[Required task]
What follows is a set of records; restate each one word for word and drop the pictures.

= = =

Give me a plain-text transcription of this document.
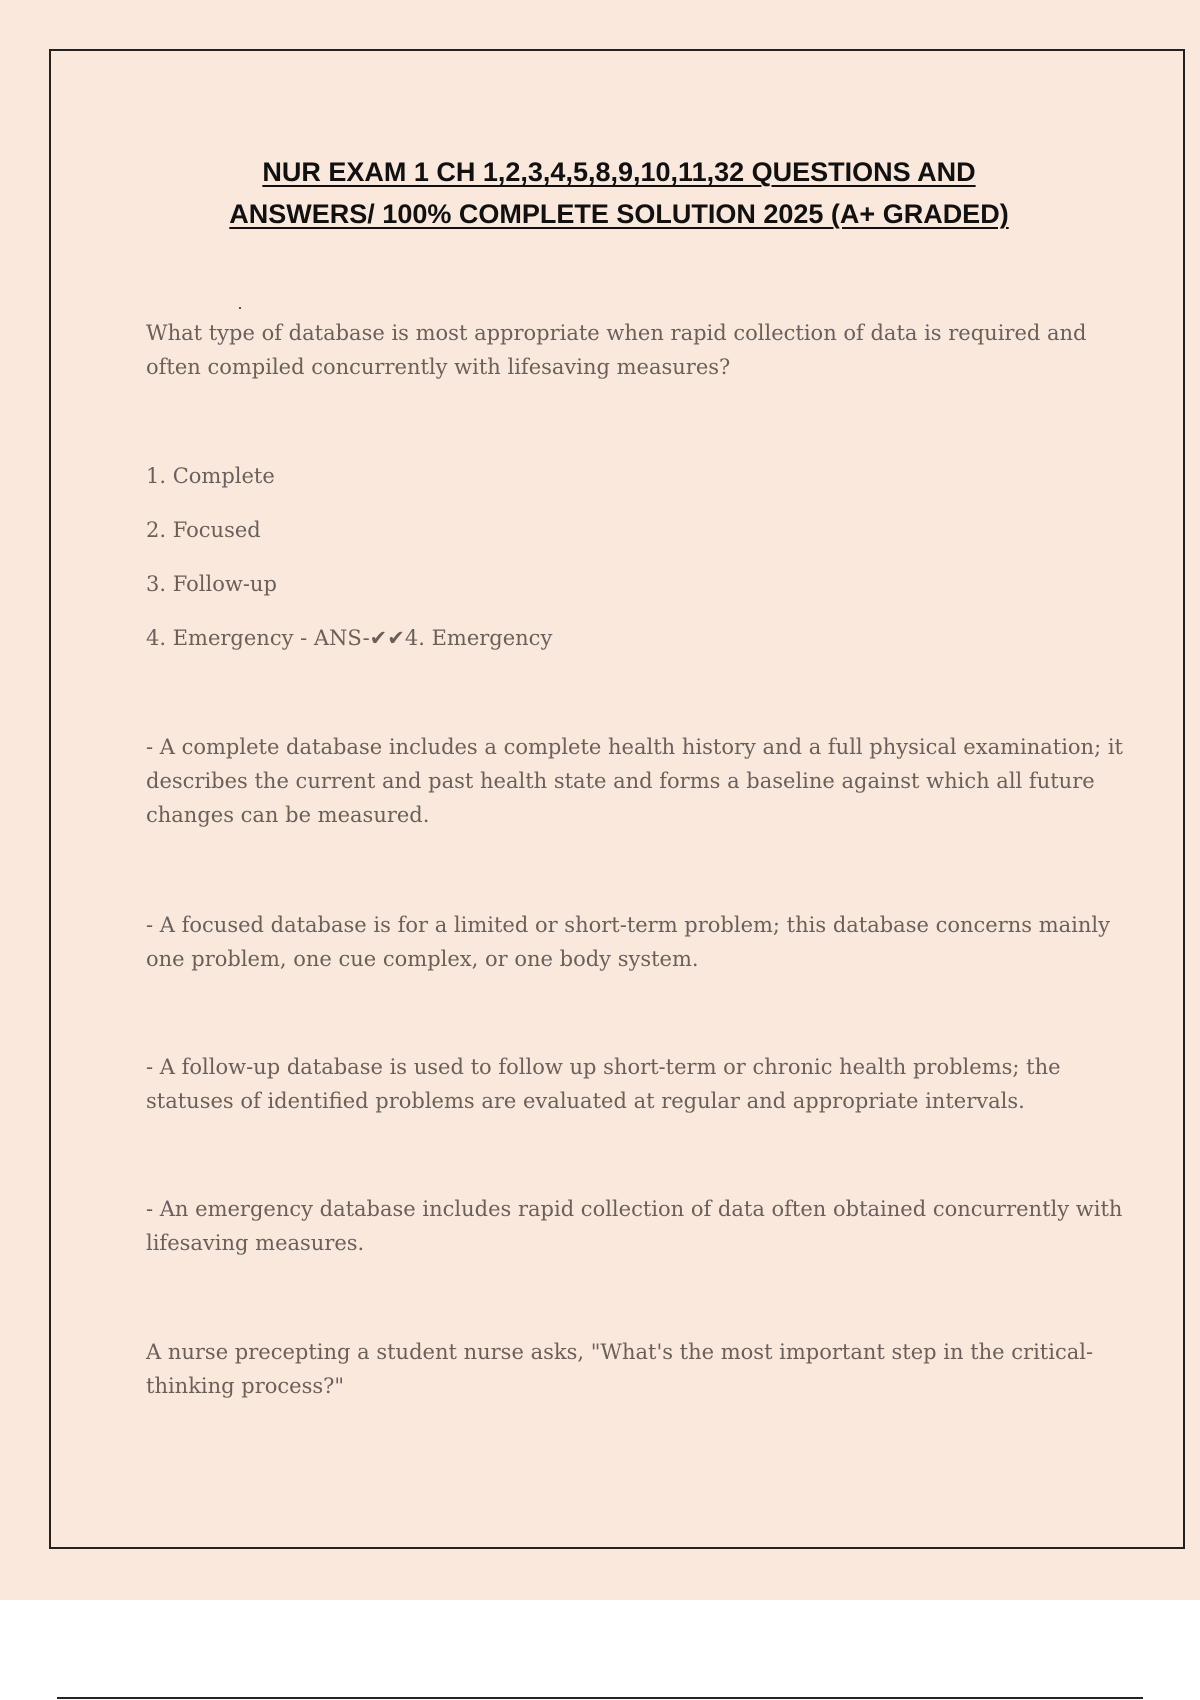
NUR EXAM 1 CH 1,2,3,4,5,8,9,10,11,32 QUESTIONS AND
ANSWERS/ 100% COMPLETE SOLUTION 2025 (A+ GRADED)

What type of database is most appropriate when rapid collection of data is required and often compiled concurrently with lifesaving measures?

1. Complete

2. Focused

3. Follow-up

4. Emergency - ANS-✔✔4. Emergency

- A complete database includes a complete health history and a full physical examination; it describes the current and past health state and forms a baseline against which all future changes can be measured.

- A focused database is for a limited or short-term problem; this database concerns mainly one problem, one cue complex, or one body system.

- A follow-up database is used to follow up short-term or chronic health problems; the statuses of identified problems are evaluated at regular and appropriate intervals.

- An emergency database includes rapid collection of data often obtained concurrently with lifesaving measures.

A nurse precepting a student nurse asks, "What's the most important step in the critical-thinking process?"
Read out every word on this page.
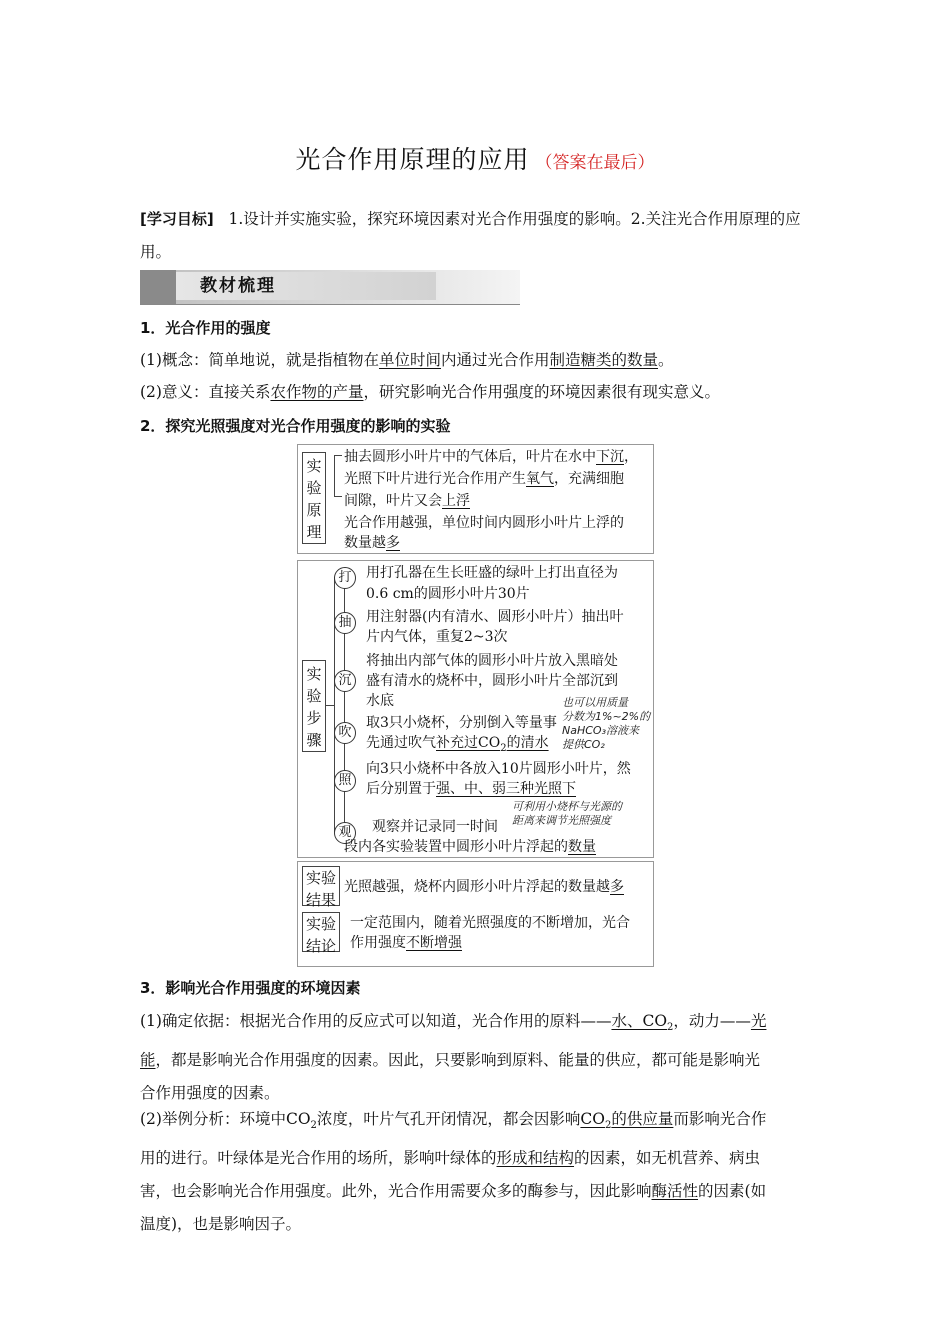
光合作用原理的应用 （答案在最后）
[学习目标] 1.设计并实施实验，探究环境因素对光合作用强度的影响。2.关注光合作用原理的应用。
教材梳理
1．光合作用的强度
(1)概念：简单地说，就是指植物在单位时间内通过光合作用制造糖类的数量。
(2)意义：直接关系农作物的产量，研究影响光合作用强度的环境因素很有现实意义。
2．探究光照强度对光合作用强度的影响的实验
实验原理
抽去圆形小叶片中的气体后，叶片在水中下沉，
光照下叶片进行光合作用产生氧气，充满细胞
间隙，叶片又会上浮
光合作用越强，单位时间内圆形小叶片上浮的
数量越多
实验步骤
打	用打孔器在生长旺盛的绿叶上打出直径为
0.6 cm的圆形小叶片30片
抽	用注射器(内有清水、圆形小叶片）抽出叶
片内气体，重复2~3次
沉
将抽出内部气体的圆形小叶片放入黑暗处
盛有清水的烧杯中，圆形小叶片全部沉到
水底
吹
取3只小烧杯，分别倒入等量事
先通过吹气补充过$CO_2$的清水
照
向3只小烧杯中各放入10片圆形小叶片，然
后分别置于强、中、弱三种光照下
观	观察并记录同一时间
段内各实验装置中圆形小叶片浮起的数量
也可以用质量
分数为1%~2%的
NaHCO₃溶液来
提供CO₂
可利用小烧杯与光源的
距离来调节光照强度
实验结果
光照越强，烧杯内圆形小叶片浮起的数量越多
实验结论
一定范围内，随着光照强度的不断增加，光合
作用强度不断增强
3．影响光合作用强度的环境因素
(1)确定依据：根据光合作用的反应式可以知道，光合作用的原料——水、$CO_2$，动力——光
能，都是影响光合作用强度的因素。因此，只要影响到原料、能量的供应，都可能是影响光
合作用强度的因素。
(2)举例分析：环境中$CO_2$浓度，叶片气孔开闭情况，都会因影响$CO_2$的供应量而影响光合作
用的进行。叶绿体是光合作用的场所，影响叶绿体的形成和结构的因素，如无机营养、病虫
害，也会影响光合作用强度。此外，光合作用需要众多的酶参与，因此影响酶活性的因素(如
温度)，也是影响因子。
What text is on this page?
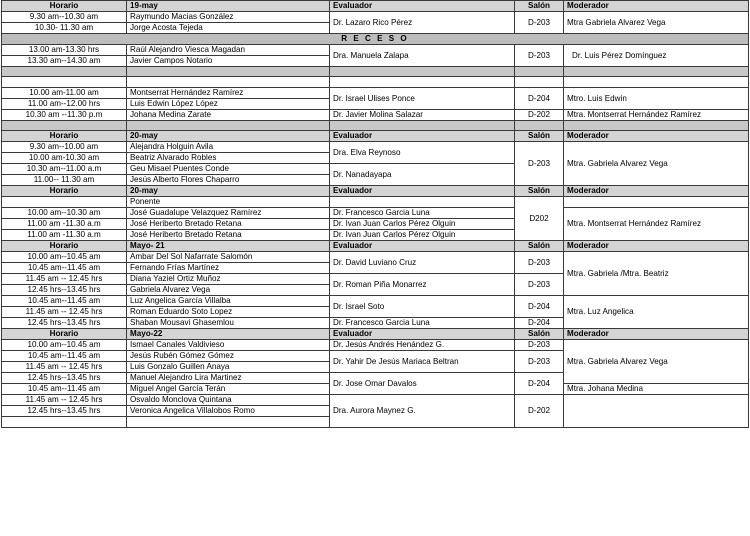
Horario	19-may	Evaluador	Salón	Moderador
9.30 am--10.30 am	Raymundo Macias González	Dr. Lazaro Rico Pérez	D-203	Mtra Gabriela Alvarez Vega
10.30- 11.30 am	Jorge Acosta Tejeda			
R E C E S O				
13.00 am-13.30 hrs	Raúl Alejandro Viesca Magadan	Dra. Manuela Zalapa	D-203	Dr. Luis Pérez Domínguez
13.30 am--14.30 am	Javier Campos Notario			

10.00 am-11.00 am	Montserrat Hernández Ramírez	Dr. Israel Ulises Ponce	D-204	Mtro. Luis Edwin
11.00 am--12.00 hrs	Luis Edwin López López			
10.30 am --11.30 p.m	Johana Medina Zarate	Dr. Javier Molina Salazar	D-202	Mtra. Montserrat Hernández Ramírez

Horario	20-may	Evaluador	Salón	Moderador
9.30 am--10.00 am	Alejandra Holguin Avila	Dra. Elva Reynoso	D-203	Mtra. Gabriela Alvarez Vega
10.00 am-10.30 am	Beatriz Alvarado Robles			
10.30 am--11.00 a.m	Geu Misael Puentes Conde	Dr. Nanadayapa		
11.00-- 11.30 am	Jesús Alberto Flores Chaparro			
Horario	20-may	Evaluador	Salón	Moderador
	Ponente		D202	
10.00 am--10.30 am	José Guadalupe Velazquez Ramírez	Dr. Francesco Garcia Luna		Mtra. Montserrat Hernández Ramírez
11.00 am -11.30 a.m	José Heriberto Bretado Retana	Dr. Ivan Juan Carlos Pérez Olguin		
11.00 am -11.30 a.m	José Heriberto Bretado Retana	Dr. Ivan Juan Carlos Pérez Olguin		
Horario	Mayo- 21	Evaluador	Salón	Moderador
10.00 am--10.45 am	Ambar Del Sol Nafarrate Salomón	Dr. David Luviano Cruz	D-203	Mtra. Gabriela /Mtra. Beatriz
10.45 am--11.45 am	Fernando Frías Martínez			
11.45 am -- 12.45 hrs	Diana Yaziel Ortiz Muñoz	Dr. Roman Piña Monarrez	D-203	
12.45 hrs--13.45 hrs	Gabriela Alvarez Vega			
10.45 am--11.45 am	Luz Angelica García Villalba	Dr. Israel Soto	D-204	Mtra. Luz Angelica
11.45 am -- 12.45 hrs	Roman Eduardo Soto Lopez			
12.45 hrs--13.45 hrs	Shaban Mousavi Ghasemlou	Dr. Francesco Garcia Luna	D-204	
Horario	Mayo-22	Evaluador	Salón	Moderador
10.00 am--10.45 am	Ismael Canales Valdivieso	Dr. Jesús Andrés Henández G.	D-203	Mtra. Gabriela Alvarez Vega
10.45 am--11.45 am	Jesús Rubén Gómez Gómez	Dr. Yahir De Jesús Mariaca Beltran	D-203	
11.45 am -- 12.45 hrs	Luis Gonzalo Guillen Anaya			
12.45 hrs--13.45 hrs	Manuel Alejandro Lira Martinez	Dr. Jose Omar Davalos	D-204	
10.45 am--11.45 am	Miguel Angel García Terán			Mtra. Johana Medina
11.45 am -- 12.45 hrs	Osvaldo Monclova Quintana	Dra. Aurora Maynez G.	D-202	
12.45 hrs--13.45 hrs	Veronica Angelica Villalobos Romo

= = =

[Exercise solution]
Give me a plain-text transcription of this document.
NUR EXAM 1 CH 1,2,3,4,5,8,9,10,11,32 QUESTIONS AND
ANSWERS/ 100% COMPLETE SOLUTION 2025 (A+ GRADED)

What type of database is most appropriate when rapid collection of data is required and often compiled concurrently with lifesaving measures?

1. Complete

2. Focused

3. Follow-up

4. Emergency - ANS-✔✔4. Emergency

- A complete database includes a complete health history and a full physical examination; it describes the current and past health state and forms a baseline against which all future changes can be measured.

- A focused database is for a limited or short-term problem; this database concerns mainly one problem, one cue complex, or one body system.

- A follow-up database is used to follow up short-term or chronic health problems; the statuses of identified problems are evaluated at regular and appropriate intervals.

- An emergency database includes rapid collection of data often obtained concurrently with lifesaving measures.

A nurse precepting a student nurse asks, "What's the most important step in the critical-thinking process?"
Read out every word on this page.
光合作用原理的应用 （答案在最后）
[学习目标] 1.设计并实施实验，探究环境因素对光合作用强度的影响。2.关注光合作用原理的应用。
教材梳理
1．光合作用的强度
(1)概念：简单地说，就是指植物在单位时间内通过光合作用制造糖类的数量。
(2)意义：直接关系农作物的产量，研究影响光合作用强度的环境因素很有现实意义。
2．探究光照强度对光合作用强度的影响的实验
实验原理
抽去圆形小叶片中的气体后，叶片在水中下沉，
光照下叶片进行光合作用产生氧气，充满细胞
间隙，叶片又会上浮
光合作用越强，单位时间内圆形小叶片上浮的
数量越多
实验步骤
打	用打孔器在生长旺盛的绿叶上打出直径为
0.6 cm的圆形小叶片30片
抽	用注射器(内有清水、圆形小叶片）抽出叶
片内气体，重复2~3次
沉
将抽出内部气体的圆形小叶片放入黑暗处
盛有清水的烧杯中，圆形小叶片全部沉到
水底
吹
取3只小烧杯，分别倒入等量事
先通过吹气补充过$CO_2$的清水
照
向3只小烧杯中各放入10片圆形小叶片，然
后分别置于强、中、弱三种光照下
观	观察并记录同一时间
段内各实验装置中圆形小叶片浮起的数量
也可以用质量
分数为1%~2%的
NaHCO₃溶液来
提供CO₂
可利用小烧杯与光源的
距离来调节光照强度
实验结果
光照越强，烧杯内圆形小叶片浮起的数量越多
实验结论
一定范围内，随着光照强度的不断增加，光合
作用强度不断增强
3．影响光合作用强度的环境因素
(1)确定依据：根据光合作用的反应式可以知道，光合作用的原料——水、$CO_2$，动力——光
能，都是影响光合作用强度的因素。因此，只要影响到原料、能量的供应，都可能是影响光
合作用强度的因素。
(2)举例分析：环境中$CO_2$浓度，叶片气孔开闭情况，都会因影响$CO_2$的供应量而影响光合作
用的进行。叶绿体是光合作用的场所，影响叶绿体的形成和结构的因素，如无机营养、病虫
害，也会影响光合作用强度。此外，光合作用需要众多的酶参与，因此影响酶活性的因素(如
温度)，也是影响因子。
What text is on this page?
Horario	19-may	Evaluador	Salón	Moderador
9.30 am--10.30 am	Raymundo Macias González	Dr. Lazaro Rico Pérez	D-203	Mtra Gabriela Alvarez Vega
10.30- 11.30 am	Jorge Acosta Tejeda			
R E C E S O				
13.00 am-13.30 hrs	Raúl Alejandro Viesca Magadan	Dra. Manuela Zalapa	D-203	Dr. Luis Pérez Domínguez
13.30 am--14.30 am	Javier Campos Notario			

10.00 am-11.00 am	Montserrat Hernández Ramírez	Dr. Israel Ulises Ponce	D-204	Mtro. Luis Edwin
11.00 am--12.00 hrs	Luis Edwin López López			
10.30 am --11.30 p.m	Johana Medina Zarate	Dr. Javier Molina Salazar	D-202	Mtra. Montserrat Hernández Ramírez

Horario	20-may	Evaluador	Salón	Moderador
9.30 am--10.00 am	Alejandra Holguin Avila	Dra. Elva Reynoso	D-203	Mtra. Gabriela Alvarez Vega
10.00 am-10.30 am	Beatriz Alvarado Robles			
10.30 am--11.00 a.m	Geu Misael Puentes Conde	Dr. Nanadayapa		
11.00-- 11.30 am	Jesús Alberto Flores Chaparro			
Horario	20-may	Evaluador	Salón	Moderador
	Ponente		D202	
10.00 am--10.30 am	José Guadalupe Velazquez Ramírez	Dr. Francesco Garcia Luna		Mtra. Montserrat Hernández Ramírez
11.00 am -11.30 a.m	José Heriberto Bretado Retana	Dr. Ivan Juan Carlos Pérez Olguin		
11.00 am -11.30 a.m	José Heriberto Bretado Retana	Dr. Ivan Juan Carlos Pérez Olguin		
Horario	Mayo- 21	Evaluador	Salón	Moderador
10.00 am--10.45 am	Ambar Del Sol Nafarrate Salomón	Dr. David Luviano Cruz	D-203	Mtra. Gabriela /Mtra. Beatriz
10.45 am--11.45 am	Fernando Frías Martínez			
11.45 am -- 12.45 hrs	Diana Yaziel Ortiz Muñoz	Dr. Roman Piña Monarrez	D-203	
12.45 hrs--13.45 hrs	Gabriela Alvarez Vega			
10.45 am--11.45 am	Luz Angelica García Villalba	Dr. Israel Soto	D-204	Mtra. Luz Angelica
11.45 am -- 12.45 hrs	Roman Eduardo Soto Lopez			
12.45 hrs--13.45 hrs	Shaban Mousavi Ghasemlou	Dr. Francesco Garcia Luna	D-204	
Horario	Mayo-22	Evaluador	Salón	Moderador
10.00 am--10.45 am	Ismael Canales Valdivieso	Dr. Jesús Andrés Henández G.	D-203	Mtra. Gabriela Alvarez Vega
10.45 am--11.45 am	Jesús Rubén Gómez Gómez	Dr. Yahir De Jesús Mariaca Beltran	D-203	
11.45 am -- 12.45 hrs	Luis Gonzalo Guillen Anaya			
12.45 hrs--13.45 hrs	Manuel Alejandro Lira Martinez	Dr. Jose Omar Davalos	D-204	
10.45 am--11.45 am	Miguel Angel García Terán			Mtra. Johana Medina
11.45 am -- 12.45 hrs	Osvaldo Monclova Quintana	Dra. Aurora Maynez G.	D-202	
12.45 hrs--13.45 hrs	Veronica Angelica Villalobos Romo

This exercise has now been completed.